▶ **AIM**: Go through the material below and report how many lines contain "Applied". Give only the number.

▶ **RECORDED INFORMATION**:
** Start **

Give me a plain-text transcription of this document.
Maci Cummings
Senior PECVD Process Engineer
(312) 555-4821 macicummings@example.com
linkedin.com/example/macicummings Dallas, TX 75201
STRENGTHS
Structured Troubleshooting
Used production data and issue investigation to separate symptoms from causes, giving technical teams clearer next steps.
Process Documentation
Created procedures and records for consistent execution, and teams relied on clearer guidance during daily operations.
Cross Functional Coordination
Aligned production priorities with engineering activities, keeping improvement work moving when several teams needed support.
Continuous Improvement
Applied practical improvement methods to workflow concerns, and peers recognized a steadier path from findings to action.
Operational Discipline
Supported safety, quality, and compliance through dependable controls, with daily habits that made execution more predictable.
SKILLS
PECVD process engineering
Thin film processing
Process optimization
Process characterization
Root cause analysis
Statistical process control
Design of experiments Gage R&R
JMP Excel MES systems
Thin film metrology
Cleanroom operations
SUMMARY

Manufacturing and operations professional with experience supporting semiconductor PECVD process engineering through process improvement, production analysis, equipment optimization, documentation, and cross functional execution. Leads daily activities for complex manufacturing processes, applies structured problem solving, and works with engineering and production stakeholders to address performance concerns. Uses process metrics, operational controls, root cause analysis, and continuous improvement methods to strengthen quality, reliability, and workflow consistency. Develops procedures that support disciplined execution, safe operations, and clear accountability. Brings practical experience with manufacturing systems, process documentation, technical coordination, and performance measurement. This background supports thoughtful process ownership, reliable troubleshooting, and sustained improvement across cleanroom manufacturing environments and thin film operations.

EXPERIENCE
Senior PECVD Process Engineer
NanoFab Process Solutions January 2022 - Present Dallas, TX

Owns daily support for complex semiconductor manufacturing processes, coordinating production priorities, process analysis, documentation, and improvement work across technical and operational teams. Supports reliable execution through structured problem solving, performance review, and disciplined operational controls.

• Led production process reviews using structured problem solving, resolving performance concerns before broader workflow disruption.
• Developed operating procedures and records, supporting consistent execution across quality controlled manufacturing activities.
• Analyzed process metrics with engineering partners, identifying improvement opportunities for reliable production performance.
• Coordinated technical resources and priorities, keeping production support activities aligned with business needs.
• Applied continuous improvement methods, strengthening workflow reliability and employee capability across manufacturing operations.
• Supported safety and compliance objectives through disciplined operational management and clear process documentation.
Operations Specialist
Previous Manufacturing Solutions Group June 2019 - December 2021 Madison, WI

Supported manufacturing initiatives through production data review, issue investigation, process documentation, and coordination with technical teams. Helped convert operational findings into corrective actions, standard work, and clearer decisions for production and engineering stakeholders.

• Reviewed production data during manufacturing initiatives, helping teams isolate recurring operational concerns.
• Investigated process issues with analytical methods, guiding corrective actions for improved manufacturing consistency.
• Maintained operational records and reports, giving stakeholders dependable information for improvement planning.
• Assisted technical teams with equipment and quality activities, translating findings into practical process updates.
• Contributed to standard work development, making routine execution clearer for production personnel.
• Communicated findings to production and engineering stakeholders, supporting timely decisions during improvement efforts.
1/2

** End **

▶ **ANSWER TO THIS PROBLEM**: 2